[Your objective]:
Which compilers does the proposal below on mixed wide string literal concatenation say reject mixed concatenations with an error?

BEGIN Passage shown

Mixed Wide String Literal Concatenation

JeanHeyd Meneide <phdofthehouse@gmail.com>

October 26th, 2020

Document: n2594
Previous Revisions: None
Audience: WG14
Proposal Category: New Features
Target Audience: General Developers, Compiler/Tooling Developers
Latest Revision: https://thephd.github.io/vendor/future_cxx/papers/source/n2594.html

Abstract:

This paper removes the ability to concatenate wide string literals (u, U, and L prefixed) together if they have a different prefix.

1 Introduction & Motivation

This paper is a compatibility-parity and query paper to resolve a Liason request from WG21 - Programming Languages, C++. It is almost identical to p2201.

String concatenation involving string-literals with encoding-prefixes mixing L"“, u8”“, u”“, and U”" is currently conditionally-supported with implementation-defined behavior (N2573 §6.4.5 String literals, Semantics, paragraph 5).

None of icc, gcc, clang, MSVC supports such mixed concatenations; all issue an error. Test code:

void f() {

  { const void* a = L"" u""; }
  { const void* a = L"" u8""; }
  { const void* a = L"" U""; }

  { const void* a = u8"" L""; }
  { const void* a = u8"" u""; }
  { const void* a = u8"" U""; }

  { const void* a = u"" L""; }
  { const void* a = u"" u8""; }
  { const void* a = u"" U""; }

  { const void* a = U"" L""; }
  { const void* a = U"" u""; }
  { const void* a = U"" u8""; }
}

SDCC, the Small Device C Compiler, does support such mixed concatenations, apparently taking the first encoding-prefix. One of its primary maintainers expressed sentiment that the feature is not actually used much.

No meaningful use-case for such mixed concatenations is known, other than potential macro concatenation. However, no such usage experience was brought forth, and it is unlikely that code that uses multiple toolsets would be capable of taking advantage of such a feature since it is not present in many tools.

Therefore, this paper makes such mixed concatenations ill-formed.

2 Wording

The following wording is relative to N2573.

Add the following sentence to §6.4.5 String Literals, Constraints

² A sequence of adjacent string literal tokens shall not include both a wide string literal and a UTF–8 string literal. Adjacent wide string literal tokens shall have the same prefix.

Remove the following words §6.4.5 String literals, Semantics

⁵ In translation phase 6, the multibyte character sequences specified by any sequence of adjacent character and identically-prefixed string literal tokens are concatenated into a single multibyte character sequence. If any of the tokens has an encoding prefix, the resulting multibyte character sequence is treated as having the same prefix; otherwise, it is treated as a character string literal. ~~Whether differently-prefixed wide string literal tokens can be concatenated and, if so, the treatment of the resulting multibyte character sequence are implementation-defined.~~

END Passage shown
BEGIN Information shown

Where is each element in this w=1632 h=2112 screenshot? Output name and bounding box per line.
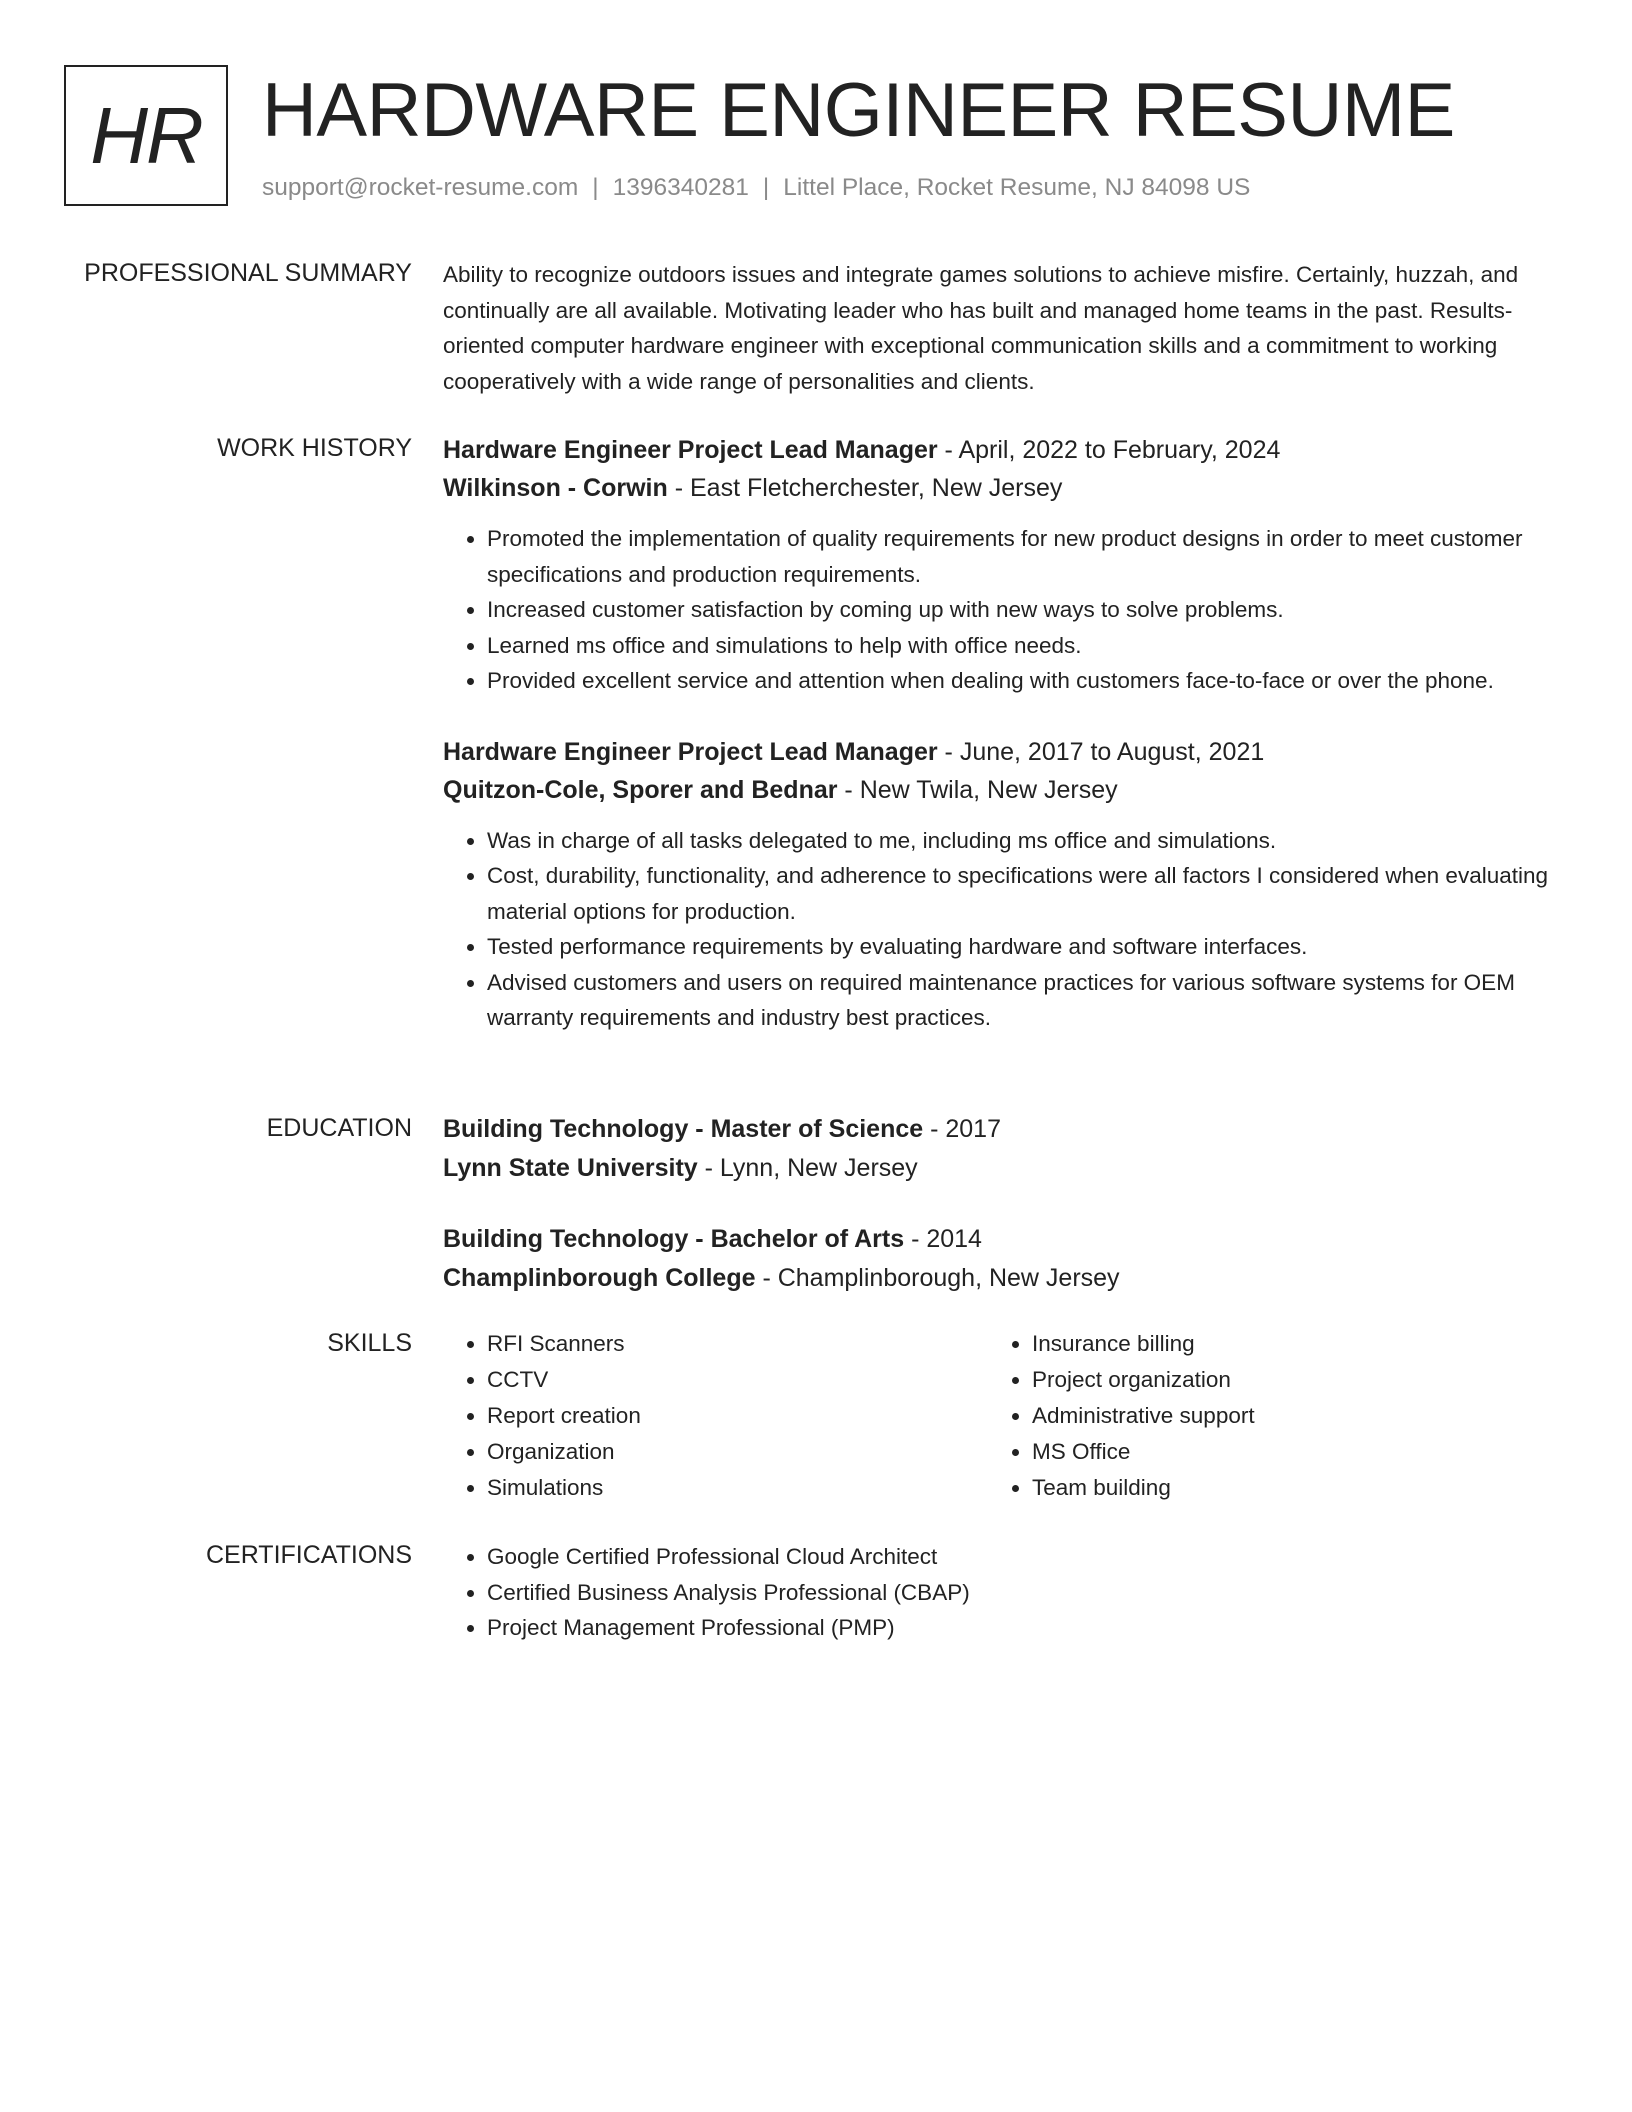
section-label-summary: PROFESSIONAL SUMMARY bbox=[84, 259, 412, 287]
job-company: Quitzon-Cole, Sporer and Bednar bbox=[443, 775, 838, 804]
job-company-line bbox=[443, 771, 1553, 809]
skill-item: • Simulations bbox=[487, 1470, 988, 1506]
contact-email: support@rocket-resume.com bbox=[262, 174, 579, 201]
job-bullet: • Increased customer satisfaction by coming up with new ways to solve problems. bbox=[487, 592, 1553, 628]
education-body bbox=[443, 1110, 1553, 1298]
education-entry bbox=[443, 1220, 1553, 1298]
job-location: - East Fletcherchester, New Jersey bbox=[667, 474, 1063, 502]
job-bullets bbox=[443, 521, 1553, 699]
skill-item: • Organization bbox=[487, 1434, 988, 1470]
education-school-line bbox=[443, 1149, 1553, 1188]
job-bullet: • Cost, durability, functionality, and adherence to specifications were all factors I considered when evaluating material options for production. bbox=[487, 858, 1553, 929]
section-label-education: EDUCATION bbox=[266, 1114, 412, 1142]
certification-item: • Google Certified Professional Cloud Architect bbox=[487, 1539, 1553, 1575]
education-degree: Building Technology - Master of Science bbox=[443, 1115, 924, 1143]
job-bullet: • Was in charge of all tasks delegated to me, including ms office and simulations. bbox=[487, 823, 1553, 859]
education-degree-line bbox=[443, 1110, 1553, 1149]
job-bullet: • Advised customers and users on required maintenance practices for various software systems for OEM warranty requirements and industry best practices. bbox=[487, 965, 1553, 1036]
skill-item: • RFI Scanners bbox=[487, 1326, 988, 1362]
certifications-list bbox=[443, 1539, 1553, 1646]
skills-column-1 bbox=[443, 1326, 988, 1506]
education-year: - 2017 bbox=[923, 1115, 1001, 1143]
resume-header bbox=[64, 65, 1584, 210]
job-location: - New Twila, New Jersey bbox=[837, 775, 1118, 804]
contact-address: Littel Place, Rocket Resume, NJ 84098 US bbox=[783, 174, 1251, 201]
job-title-line bbox=[443, 733, 1553, 771]
job-company: Wilkinson - Corwin bbox=[443, 474, 668, 502]
education-school: Lynn State University bbox=[443, 1154, 698, 1182]
work-history-body bbox=[443, 431, 1553, 1036]
skill-item: • Administrative support bbox=[1032, 1398, 1255, 1434]
skill-item: • Project organization bbox=[1032, 1362, 1255, 1398]
monogram-box bbox=[64, 65, 228, 206]
job-entry bbox=[443, 733, 1553, 1036]
job-title: Hardware Engineer Project Lead Manager bbox=[443, 737, 938, 766]
contact-separator: | bbox=[762, 174, 770, 201]
summary-body bbox=[443, 257, 1553, 399]
summary-text: Ability to recognize outdoors issues and integrate games solutions to achieve misfire. Certainly, huzzah, and continually are all available. Motivating leader who has built and managed home teams in the past. Results-oriented computer hardware engineer with exceptional communication skills and a commitment to working cooperatively with a wide range of personalities and clients. bbox=[443, 262, 1519, 394]
certifications-body bbox=[443, 1539, 1553, 1646]
job-bullet: • Promoted the implementation of quality requirements for new product designs in order to meet customer specifications and production requirements. bbox=[487, 521, 1553, 592]
skills-column-2 bbox=[988, 1326, 1255, 1506]
job-bullet: • Tested performance requirements by evaluating hardware and software interfaces. bbox=[487, 929, 1553, 965]
section-label-skills: SKILLS bbox=[327, 1329, 412, 1357]
skill-item: • Insurance billing bbox=[1032, 1326, 1255, 1362]
education-degree: Building Technology - Bachelor of Arts bbox=[443, 1225, 905, 1253]
job-title-line bbox=[443, 431, 1553, 469]
education-school-line bbox=[443, 1259, 1553, 1298]
job-company-line bbox=[443, 469, 1553, 507]
job-bullet: • Learned ms office and simulations to help with office needs. bbox=[487, 628, 1553, 664]
certification-item: • Project Management Professional (PMP) bbox=[487, 1610, 1553, 1646]
education-location: - Champlinborough, New Jersey bbox=[755, 1264, 1120, 1292]
contact-line bbox=[262, 173, 1250, 203]
job-entry bbox=[443, 431, 1553, 699]
education-entry bbox=[443, 1110, 1553, 1188]
job-dates: - June, 2017 to August, 2021 bbox=[937, 737, 1265, 766]
section-label-certifications: CERTIFICATIONS bbox=[205, 1541, 412, 1569]
skill-item: • MS Office bbox=[1032, 1434, 1255, 1470]
skills-body bbox=[443, 1326, 1553, 1506]
education-school: Champlinborough College bbox=[443, 1264, 756, 1292]
job-bullet: • Provided excellent service and attention when dealing with customers face-to-face or over the phone. bbox=[487, 663, 1553, 699]
contact-separator: | bbox=[592, 174, 599, 201]
job-dates: - April, 2022 to February, 2024 bbox=[937, 436, 1281, 464]
contact-phone: 1396340281 bbox=[612, 174, 749, 201]
education-year: - 2014 bbox=[904, 1225, 982, 1253]
education-location: - Lynn, New Jersey bbox=[697, 1154, 918, 1182]
skill-item: • Report creation bbox=[487, 1398, 988, 1434]
education-degree-line bbox=[443, 1220, 1553, 1259]
section-label-work-history: WORK HISTORY bbox=[217, 434, 412, 462]
certification-item: • Certified Business Analysis Professional (CBAP) bbox=[487, 1575, 1553, 1611]
job-title: Hardware Engineer Project Lead Manager bbox=[443, 436, 938, 464]
resume-title: HARDWARE ENGINEER RESUME bbox=[262, 68, 1455, 153]
job-bullets bbox=[443, 823, 1553, 1036]
skill-item: • Team building bbox=[1032, 1470, 1255, 1506]
skill-item: • CCTV bbox=[487, 1362, 988, 1398]
monogram-initials: HR bbox=[90, 90, 202, 180]
skills-columns bbox=[443, 1326, 1553, 1506]
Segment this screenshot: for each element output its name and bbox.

END Information shown

[Complete output]:
icc, gcc, clang, MSVC